[A block of data]
※ ※ ※

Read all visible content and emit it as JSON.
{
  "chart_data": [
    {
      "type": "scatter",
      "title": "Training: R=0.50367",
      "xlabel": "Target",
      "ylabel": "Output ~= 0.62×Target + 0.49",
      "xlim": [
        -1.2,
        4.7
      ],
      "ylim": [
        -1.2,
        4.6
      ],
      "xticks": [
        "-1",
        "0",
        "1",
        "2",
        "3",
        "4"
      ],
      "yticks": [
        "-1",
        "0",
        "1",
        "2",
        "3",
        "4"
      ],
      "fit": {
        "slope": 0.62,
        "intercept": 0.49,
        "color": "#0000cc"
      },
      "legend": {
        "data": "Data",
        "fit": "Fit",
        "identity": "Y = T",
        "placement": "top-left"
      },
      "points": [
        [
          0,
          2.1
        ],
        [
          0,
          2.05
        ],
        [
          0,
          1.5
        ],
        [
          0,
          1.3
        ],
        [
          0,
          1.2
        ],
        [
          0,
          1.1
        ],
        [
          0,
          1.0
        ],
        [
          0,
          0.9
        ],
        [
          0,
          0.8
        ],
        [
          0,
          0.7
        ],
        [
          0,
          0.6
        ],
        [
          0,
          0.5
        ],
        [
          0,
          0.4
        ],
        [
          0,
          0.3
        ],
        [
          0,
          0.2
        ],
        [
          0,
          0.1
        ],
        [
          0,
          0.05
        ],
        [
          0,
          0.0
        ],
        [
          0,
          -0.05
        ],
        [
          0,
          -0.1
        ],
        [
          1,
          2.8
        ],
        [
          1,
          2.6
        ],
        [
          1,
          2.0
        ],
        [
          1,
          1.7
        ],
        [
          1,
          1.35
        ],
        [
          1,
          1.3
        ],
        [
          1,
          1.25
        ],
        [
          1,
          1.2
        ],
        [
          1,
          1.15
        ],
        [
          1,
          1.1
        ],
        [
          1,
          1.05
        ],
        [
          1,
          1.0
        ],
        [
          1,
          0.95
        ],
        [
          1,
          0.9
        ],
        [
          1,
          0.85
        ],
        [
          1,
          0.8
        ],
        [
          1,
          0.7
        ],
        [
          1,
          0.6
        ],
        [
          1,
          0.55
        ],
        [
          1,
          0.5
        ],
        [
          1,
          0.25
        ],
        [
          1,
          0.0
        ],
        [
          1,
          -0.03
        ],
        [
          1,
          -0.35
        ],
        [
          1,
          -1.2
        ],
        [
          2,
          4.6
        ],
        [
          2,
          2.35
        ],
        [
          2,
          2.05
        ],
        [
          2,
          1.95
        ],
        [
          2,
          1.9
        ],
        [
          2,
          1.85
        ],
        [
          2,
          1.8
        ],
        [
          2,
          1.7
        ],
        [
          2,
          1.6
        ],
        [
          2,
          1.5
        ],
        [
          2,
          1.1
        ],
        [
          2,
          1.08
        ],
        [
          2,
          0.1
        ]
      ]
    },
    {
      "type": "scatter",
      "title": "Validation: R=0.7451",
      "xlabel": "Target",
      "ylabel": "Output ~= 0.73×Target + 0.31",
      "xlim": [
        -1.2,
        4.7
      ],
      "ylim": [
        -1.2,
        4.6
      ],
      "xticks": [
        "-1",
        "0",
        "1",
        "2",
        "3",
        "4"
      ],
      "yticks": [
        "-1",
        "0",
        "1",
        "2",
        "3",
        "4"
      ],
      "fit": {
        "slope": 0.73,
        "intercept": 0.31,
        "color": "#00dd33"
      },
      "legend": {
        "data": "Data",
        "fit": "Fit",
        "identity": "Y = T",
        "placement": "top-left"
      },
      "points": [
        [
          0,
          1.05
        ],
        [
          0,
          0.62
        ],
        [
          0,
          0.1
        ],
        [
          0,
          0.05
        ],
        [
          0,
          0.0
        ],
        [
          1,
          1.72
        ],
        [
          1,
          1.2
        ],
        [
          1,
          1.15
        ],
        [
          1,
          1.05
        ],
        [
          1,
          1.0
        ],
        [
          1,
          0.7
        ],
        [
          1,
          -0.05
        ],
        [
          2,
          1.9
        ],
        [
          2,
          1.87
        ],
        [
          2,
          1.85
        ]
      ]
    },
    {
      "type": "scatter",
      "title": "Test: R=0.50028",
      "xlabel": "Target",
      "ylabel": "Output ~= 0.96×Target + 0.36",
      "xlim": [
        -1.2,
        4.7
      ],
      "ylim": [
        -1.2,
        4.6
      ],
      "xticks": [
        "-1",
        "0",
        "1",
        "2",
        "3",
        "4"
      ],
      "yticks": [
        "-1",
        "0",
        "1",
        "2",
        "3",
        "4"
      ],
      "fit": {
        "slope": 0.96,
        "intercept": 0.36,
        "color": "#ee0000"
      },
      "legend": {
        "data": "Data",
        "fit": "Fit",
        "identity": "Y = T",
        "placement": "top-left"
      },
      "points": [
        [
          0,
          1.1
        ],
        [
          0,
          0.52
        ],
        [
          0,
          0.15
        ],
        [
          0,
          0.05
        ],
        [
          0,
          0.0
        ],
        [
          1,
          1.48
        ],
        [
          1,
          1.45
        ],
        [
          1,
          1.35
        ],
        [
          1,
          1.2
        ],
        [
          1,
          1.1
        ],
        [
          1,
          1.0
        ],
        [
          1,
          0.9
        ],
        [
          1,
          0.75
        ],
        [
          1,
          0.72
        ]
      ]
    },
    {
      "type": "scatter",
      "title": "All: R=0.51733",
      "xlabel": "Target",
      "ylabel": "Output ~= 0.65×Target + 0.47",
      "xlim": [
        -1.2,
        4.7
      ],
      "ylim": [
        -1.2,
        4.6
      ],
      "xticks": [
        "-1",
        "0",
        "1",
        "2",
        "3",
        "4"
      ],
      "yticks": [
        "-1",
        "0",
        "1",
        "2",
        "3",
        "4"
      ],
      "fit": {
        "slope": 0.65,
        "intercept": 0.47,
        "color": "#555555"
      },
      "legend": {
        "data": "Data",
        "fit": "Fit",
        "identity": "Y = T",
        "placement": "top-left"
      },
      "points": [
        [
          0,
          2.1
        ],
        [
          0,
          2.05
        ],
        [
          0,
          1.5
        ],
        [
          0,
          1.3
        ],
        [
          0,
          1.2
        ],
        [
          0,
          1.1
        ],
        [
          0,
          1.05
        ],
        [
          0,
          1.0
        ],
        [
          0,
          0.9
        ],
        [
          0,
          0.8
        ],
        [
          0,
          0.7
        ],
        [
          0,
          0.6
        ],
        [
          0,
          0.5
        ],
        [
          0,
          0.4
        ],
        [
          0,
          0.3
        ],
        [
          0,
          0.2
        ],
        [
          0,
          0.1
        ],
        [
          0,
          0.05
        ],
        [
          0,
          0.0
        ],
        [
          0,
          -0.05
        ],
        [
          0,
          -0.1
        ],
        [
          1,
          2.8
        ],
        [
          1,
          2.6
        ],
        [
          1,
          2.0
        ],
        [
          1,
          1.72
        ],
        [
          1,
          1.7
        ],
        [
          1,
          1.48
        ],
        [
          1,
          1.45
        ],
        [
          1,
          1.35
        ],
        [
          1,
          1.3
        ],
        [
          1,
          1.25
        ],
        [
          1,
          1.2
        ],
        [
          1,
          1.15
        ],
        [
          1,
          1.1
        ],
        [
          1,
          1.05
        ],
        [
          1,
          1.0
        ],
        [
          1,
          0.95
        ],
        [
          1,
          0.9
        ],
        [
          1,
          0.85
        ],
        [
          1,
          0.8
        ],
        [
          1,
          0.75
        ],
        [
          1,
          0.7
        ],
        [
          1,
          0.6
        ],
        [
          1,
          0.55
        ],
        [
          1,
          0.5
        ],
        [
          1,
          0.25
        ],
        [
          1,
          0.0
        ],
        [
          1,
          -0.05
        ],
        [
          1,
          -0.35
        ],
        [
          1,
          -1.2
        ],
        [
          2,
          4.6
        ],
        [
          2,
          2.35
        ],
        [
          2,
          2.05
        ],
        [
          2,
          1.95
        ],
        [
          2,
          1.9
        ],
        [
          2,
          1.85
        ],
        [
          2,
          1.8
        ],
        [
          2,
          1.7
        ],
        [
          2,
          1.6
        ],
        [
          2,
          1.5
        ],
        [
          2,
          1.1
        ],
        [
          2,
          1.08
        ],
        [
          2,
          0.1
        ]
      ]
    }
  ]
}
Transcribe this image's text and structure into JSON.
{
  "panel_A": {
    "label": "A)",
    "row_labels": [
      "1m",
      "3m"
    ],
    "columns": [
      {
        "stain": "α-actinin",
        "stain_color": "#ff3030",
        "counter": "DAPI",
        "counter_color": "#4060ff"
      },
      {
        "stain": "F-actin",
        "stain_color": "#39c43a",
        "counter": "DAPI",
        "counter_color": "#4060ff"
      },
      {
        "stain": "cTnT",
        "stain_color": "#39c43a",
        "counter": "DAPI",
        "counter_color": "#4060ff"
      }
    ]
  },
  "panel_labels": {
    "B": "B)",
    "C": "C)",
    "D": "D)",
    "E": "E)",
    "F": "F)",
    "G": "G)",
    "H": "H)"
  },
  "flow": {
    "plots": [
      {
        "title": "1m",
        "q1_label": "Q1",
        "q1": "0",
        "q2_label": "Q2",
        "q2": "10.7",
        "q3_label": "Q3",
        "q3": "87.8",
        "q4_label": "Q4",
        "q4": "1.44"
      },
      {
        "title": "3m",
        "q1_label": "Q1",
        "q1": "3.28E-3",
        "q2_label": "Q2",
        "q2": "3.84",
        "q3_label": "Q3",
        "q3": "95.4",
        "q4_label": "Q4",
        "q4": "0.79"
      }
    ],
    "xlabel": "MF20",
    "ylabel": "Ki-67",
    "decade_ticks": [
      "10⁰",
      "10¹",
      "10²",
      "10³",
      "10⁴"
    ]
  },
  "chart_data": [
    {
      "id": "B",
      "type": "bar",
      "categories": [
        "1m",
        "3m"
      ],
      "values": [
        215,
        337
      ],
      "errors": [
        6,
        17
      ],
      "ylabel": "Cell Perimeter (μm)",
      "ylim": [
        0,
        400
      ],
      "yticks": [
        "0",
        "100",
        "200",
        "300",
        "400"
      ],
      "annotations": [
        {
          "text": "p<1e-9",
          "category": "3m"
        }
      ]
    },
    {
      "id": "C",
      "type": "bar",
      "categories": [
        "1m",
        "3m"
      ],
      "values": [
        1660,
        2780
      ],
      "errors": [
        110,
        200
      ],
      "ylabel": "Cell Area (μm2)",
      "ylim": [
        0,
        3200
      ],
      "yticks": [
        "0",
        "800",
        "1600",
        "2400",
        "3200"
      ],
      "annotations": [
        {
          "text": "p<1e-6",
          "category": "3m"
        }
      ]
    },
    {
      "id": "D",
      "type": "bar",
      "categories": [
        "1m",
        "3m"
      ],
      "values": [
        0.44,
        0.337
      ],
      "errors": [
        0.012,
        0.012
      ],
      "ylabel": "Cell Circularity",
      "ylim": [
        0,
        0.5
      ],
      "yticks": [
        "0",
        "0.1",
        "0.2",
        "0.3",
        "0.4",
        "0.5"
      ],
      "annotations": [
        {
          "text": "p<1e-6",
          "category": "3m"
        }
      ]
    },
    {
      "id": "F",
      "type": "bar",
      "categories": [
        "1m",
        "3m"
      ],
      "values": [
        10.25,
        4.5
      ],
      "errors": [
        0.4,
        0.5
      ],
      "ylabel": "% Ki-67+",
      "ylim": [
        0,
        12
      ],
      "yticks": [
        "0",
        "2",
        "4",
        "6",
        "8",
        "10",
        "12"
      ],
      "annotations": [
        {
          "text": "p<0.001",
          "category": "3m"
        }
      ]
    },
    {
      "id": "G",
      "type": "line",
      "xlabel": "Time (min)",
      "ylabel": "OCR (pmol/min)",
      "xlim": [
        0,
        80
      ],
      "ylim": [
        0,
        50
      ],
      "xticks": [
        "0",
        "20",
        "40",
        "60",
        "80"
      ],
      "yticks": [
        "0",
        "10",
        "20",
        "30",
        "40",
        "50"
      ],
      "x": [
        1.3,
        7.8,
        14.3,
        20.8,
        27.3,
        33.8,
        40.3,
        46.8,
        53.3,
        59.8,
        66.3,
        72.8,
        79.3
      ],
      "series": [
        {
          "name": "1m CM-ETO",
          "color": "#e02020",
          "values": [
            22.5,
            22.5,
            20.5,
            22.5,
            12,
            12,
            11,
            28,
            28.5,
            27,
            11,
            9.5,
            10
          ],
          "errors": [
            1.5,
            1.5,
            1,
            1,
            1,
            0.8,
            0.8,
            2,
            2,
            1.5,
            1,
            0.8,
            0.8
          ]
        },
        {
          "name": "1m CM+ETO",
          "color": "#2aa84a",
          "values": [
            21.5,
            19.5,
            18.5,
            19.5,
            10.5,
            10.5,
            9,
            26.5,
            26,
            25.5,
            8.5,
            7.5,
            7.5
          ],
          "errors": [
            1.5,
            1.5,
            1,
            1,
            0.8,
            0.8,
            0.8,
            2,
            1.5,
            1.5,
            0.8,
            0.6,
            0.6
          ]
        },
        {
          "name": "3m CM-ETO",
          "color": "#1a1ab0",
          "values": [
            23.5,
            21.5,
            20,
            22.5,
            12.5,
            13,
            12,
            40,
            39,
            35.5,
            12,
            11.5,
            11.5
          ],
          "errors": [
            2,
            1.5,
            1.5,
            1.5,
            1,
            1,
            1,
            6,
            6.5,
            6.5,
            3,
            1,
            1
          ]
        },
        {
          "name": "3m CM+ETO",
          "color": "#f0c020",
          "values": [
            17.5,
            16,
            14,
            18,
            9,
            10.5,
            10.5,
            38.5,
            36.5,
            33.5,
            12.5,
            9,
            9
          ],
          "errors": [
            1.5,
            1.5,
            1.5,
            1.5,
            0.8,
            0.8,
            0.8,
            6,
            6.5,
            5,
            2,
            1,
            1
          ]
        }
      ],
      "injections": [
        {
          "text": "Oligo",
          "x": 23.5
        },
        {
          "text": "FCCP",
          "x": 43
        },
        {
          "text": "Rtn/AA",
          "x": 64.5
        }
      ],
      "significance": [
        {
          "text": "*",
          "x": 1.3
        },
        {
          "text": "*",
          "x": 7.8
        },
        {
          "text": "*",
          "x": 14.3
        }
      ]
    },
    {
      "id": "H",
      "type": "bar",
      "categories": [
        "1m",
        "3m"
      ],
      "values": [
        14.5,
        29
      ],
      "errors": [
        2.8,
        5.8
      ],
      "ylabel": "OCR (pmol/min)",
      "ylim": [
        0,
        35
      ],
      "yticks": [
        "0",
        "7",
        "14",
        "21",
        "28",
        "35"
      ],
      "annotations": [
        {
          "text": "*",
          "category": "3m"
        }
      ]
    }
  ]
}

※ ※ ※

_Given request_. Of all the lines in the data above, state how many include "slope". Say only the number.

_Complete output_. 4